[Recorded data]

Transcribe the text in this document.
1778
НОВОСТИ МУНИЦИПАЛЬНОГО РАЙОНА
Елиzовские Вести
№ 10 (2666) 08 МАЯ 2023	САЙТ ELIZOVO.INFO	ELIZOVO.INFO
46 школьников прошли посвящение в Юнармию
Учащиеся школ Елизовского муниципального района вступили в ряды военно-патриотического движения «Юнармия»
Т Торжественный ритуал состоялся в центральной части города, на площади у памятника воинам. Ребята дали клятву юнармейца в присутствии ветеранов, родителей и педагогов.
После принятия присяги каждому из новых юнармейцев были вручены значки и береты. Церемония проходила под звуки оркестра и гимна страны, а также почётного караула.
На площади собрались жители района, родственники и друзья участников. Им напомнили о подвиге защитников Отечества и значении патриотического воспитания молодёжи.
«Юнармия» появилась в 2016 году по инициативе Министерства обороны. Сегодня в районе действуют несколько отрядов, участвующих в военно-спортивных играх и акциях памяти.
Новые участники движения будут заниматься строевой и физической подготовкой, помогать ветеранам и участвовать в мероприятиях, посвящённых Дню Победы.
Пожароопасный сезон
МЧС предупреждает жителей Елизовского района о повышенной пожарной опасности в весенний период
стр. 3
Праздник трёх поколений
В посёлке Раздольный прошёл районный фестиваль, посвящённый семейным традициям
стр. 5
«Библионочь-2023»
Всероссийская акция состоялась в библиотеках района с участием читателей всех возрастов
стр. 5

### What is required:
The word "Юнармия" may appear on some lines. Report how many lines hold it, giving the number alone.

### Result of this exercise:
2